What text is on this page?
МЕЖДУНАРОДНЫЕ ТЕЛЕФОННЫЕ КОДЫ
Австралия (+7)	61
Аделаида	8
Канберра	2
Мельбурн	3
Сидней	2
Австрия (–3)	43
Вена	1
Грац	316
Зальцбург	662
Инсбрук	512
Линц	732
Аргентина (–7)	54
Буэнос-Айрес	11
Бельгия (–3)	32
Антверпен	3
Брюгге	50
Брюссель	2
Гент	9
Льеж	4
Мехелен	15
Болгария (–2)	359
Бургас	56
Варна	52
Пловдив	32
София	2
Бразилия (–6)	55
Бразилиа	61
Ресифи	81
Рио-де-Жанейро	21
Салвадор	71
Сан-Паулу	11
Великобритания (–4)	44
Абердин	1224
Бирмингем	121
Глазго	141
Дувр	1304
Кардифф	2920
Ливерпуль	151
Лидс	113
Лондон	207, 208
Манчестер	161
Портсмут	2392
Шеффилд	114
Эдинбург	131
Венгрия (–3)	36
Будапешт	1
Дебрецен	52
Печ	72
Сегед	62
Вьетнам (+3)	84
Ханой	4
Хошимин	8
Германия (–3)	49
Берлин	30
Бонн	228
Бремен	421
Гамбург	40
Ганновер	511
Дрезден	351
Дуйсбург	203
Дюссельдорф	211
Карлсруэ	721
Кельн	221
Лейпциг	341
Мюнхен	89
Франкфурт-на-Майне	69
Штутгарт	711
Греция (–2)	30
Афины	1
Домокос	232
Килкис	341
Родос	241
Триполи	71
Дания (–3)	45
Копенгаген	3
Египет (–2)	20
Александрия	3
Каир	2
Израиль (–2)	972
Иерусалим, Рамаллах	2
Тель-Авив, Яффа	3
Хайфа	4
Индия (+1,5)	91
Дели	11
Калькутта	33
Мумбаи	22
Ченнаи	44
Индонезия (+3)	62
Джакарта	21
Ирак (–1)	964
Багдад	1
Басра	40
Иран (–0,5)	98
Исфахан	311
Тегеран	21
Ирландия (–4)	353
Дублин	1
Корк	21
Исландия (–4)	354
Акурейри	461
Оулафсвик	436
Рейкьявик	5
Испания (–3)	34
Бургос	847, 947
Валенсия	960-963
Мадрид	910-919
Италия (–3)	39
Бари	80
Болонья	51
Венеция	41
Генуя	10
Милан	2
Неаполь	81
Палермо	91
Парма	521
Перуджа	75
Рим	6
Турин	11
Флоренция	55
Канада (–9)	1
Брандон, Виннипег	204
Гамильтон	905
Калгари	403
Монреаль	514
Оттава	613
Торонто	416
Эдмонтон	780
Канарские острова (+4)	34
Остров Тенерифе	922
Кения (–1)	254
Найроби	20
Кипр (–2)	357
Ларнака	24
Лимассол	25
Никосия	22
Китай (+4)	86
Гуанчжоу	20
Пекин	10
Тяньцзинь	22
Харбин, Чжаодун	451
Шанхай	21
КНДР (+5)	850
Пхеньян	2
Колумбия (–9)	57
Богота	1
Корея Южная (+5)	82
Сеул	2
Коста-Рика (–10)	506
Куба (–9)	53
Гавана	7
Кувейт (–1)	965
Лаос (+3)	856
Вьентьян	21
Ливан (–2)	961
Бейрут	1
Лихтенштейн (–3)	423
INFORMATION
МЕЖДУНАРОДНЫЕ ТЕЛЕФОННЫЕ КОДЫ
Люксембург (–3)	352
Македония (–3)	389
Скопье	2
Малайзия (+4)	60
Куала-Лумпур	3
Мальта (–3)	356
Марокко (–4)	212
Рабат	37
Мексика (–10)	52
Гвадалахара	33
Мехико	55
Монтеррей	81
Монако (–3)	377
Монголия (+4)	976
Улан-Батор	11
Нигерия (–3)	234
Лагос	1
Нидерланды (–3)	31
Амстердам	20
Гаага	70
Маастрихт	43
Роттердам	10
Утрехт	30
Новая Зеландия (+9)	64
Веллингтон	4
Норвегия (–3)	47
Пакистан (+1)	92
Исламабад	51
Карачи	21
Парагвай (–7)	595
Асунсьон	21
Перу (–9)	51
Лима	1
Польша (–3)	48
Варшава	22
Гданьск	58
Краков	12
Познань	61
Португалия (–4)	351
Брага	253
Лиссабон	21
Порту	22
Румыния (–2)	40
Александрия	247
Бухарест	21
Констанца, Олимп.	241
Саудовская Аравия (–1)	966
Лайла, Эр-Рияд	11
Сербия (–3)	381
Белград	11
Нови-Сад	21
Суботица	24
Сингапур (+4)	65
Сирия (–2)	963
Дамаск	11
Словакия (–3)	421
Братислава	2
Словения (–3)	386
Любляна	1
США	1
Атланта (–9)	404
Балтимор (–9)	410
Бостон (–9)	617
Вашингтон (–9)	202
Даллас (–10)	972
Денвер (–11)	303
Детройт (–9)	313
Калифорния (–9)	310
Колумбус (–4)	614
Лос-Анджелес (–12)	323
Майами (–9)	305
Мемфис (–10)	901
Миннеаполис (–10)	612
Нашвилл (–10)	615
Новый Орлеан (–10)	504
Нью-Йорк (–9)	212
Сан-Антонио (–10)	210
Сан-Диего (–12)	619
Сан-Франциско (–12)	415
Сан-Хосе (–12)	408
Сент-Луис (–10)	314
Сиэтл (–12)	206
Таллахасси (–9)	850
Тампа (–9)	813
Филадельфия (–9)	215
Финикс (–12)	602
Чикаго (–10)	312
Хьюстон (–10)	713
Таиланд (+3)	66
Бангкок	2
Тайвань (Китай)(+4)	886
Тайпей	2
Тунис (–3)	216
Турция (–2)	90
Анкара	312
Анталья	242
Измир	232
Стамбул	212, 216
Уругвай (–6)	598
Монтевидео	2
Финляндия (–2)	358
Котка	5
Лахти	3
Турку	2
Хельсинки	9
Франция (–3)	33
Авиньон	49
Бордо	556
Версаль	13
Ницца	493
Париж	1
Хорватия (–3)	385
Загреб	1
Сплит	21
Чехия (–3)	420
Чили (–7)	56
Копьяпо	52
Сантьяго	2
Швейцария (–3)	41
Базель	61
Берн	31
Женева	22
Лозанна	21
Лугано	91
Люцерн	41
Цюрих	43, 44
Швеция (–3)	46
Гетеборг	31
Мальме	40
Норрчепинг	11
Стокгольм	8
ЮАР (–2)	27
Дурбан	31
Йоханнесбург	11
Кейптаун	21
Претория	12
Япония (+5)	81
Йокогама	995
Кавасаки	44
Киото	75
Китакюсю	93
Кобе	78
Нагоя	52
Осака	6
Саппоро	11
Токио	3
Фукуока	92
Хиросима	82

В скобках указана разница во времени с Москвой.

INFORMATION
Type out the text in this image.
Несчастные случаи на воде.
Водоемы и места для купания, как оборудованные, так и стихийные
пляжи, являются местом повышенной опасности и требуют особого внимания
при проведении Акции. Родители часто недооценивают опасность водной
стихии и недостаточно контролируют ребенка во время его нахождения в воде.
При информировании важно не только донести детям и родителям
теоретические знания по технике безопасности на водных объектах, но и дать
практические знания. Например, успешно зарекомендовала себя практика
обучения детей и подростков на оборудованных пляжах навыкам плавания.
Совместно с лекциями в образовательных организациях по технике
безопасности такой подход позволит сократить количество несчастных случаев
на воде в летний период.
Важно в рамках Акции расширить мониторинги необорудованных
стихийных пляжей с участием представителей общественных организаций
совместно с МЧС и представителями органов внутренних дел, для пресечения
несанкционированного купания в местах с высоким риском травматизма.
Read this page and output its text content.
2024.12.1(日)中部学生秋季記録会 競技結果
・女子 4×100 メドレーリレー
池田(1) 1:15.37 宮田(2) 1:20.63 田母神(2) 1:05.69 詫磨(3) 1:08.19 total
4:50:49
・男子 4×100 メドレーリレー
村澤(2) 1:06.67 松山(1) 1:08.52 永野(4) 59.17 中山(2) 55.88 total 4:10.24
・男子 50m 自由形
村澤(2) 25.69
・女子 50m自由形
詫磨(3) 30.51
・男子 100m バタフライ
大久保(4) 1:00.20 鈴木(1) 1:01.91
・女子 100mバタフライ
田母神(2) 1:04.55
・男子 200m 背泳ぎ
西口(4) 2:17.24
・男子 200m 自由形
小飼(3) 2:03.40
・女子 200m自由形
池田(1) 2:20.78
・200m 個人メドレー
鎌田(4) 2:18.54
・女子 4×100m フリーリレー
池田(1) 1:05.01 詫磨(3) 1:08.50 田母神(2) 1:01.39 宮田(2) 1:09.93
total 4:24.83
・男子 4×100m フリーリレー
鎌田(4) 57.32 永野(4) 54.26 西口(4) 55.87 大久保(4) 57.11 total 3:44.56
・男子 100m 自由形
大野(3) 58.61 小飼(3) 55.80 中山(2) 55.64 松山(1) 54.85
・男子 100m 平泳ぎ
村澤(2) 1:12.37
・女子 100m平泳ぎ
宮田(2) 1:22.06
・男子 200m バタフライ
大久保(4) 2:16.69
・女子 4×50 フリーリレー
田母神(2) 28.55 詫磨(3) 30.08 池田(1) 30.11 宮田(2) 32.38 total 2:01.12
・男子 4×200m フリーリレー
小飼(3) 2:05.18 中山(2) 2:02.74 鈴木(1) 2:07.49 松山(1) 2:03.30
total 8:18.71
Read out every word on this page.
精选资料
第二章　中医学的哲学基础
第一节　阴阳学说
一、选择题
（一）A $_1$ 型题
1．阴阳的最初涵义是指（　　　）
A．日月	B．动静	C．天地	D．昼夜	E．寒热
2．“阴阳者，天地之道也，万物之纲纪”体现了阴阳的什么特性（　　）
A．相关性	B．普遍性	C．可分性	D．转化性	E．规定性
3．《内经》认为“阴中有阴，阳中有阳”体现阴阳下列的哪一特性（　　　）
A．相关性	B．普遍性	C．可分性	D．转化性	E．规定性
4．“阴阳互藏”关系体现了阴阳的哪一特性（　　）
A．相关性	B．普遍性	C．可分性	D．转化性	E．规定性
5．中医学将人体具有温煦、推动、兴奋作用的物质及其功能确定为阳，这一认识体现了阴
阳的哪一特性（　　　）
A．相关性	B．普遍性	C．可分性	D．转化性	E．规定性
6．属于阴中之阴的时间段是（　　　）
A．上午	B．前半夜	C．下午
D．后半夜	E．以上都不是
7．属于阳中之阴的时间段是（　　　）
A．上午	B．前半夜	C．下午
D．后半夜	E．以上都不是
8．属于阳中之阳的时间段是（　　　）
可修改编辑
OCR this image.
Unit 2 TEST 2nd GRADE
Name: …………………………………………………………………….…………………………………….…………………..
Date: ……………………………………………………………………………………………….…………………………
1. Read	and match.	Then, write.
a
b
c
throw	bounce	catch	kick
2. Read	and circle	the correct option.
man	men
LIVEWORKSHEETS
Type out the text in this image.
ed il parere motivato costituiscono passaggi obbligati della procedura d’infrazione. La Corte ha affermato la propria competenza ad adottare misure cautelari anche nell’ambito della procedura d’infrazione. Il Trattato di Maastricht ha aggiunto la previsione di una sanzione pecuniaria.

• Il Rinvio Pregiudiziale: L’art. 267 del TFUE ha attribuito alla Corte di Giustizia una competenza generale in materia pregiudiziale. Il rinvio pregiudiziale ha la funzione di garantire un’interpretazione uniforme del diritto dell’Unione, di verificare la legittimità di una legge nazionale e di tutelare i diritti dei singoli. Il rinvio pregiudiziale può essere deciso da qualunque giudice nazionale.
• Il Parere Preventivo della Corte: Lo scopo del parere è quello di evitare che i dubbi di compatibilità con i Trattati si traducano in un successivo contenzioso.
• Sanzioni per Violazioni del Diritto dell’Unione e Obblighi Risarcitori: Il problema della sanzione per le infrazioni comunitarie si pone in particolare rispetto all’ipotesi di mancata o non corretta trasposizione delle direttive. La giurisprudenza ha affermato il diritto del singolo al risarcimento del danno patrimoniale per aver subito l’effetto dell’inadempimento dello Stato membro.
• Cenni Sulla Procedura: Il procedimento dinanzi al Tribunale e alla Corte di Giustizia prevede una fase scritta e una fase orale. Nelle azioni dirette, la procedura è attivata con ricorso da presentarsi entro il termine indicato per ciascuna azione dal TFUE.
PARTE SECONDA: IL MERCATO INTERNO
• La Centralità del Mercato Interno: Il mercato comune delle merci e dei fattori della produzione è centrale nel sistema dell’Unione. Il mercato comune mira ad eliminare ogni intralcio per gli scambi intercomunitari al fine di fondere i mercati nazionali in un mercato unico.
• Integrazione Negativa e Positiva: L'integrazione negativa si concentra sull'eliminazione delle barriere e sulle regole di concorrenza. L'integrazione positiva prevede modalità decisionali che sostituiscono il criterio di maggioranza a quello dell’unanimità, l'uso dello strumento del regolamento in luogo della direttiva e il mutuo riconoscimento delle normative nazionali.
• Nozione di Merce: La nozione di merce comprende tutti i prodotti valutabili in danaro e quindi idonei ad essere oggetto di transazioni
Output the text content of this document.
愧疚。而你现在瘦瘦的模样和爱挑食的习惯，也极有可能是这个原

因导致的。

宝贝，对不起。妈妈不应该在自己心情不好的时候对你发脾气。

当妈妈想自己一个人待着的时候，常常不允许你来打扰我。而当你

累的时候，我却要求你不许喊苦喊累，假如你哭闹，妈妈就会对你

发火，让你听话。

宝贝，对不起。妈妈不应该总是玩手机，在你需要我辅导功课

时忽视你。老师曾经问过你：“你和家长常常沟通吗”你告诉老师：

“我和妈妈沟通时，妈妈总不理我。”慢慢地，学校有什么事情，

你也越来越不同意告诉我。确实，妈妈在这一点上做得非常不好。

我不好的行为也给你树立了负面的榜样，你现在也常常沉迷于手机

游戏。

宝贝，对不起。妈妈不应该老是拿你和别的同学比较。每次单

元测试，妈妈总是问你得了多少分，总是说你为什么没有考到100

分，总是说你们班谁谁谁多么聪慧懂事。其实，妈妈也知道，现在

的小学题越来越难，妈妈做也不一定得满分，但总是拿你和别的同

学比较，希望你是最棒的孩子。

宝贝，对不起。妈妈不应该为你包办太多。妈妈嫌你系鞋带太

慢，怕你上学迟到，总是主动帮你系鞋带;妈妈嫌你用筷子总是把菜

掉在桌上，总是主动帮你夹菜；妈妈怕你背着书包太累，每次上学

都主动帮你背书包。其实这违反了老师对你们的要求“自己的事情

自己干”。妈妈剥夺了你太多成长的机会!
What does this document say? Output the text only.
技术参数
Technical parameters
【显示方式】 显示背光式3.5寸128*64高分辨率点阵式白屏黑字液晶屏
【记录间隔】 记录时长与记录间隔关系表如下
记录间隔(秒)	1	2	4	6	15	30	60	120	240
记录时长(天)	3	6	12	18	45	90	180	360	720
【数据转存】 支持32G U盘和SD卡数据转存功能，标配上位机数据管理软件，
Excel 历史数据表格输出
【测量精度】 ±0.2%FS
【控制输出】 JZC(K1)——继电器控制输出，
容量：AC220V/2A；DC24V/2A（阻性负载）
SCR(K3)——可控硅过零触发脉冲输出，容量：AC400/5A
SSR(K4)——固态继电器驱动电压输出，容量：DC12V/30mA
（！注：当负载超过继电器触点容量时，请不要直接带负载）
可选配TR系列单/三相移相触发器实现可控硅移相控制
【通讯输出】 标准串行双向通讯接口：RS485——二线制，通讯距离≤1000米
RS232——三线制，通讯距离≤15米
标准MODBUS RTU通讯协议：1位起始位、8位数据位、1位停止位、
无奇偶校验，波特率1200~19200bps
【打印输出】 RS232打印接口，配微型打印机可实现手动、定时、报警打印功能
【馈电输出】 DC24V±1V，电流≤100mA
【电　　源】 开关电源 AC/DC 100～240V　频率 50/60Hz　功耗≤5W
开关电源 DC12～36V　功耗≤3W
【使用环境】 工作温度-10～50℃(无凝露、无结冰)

EXERCISE:
State how many lines include the string "Акции". Give no other information.

FINISHED TASK:
2